━━ Records for the task
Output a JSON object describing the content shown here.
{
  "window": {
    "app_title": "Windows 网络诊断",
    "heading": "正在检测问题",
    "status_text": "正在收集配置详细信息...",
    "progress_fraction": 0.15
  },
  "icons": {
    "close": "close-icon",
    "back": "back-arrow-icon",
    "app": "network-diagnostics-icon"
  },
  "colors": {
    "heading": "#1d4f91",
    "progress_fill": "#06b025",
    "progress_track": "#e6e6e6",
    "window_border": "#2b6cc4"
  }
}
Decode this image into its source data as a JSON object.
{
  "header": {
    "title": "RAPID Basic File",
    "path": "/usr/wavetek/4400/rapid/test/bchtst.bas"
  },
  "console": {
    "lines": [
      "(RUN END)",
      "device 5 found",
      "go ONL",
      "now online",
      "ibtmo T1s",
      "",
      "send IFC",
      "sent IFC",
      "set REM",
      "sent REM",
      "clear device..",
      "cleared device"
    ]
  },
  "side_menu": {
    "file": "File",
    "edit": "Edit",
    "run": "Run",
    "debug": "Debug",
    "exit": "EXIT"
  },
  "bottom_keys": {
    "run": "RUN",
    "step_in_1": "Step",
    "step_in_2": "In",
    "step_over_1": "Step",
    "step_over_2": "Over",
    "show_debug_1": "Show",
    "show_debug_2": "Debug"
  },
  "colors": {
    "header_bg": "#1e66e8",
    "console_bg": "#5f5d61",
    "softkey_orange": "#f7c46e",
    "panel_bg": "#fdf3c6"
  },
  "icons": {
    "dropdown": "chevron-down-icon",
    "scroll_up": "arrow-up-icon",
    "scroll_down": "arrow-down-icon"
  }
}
━━━━
Requirements >>
Every entry must be quoted exactly as it appears above.

In response >>
Output a JSON object describing the content shown here.
{
  "window": {
    "app_title": "Windows 网络诊断",
    "heading": "正在检测问题",
    "status_text": "正在收集配置详细信息...",
    "progress_fraction": 0.15
  },
  "icons": {
    "close": "close-icon",
    "back": "back-arrow-icon",
    "app": "network-diagnostics-icon"
  },
  "colors": {
    "heading": "#1d4f91",
    "progress_fill": "#06b025",
    "progress_track": "#e6e6e6",
    "window_border": "#2b6cc4"
  }
}
Decode this image into its source data as a JSON object.
{
  "header": {
    "title": "RAPID Basic File",
    "path": "/usr/wavetek/4400/rapid/test/bchtst.bas"
  },
  "console": {
    "lines": [
      "(RUN END)",
      "device 5 found",
      "go ONL",
      "now online",
      "ibtmo T1s",
      "",
      "send IFC",
      "sent IFC",
      "set REM",
      "sent REM",
      "clear device..",
      "cleared device"
    ]
  },
  "side_menu": {
    "file": "File",
    "edit": "Edit",
    "run": "Run",
    "debug": "Debug",
    "exit": "EXIT"
  },
  "bottom_keys": {
    "run": "RUN",
    "step_in_1": "Step",
    "step_in_2": "In",
    "step_over_1": "Step",
    "step_over_2": "Over",
    "show_debug_1": "Show",
    "show_debug_2": "Debug"
  },
  "colors": {
    "header_bg": "#1e66e8",
    "console_bg": "#5f5d61",
    "softkey_orange": "#f7c46e",
    "panel_bg": "#fdf3c6"
  },
  "icons": {
    "dropdown": "chevron-down-icon",
    "scroll_up": "arrow-up-icon",
    "scroll_down": "arrow-down-icon"
  }
}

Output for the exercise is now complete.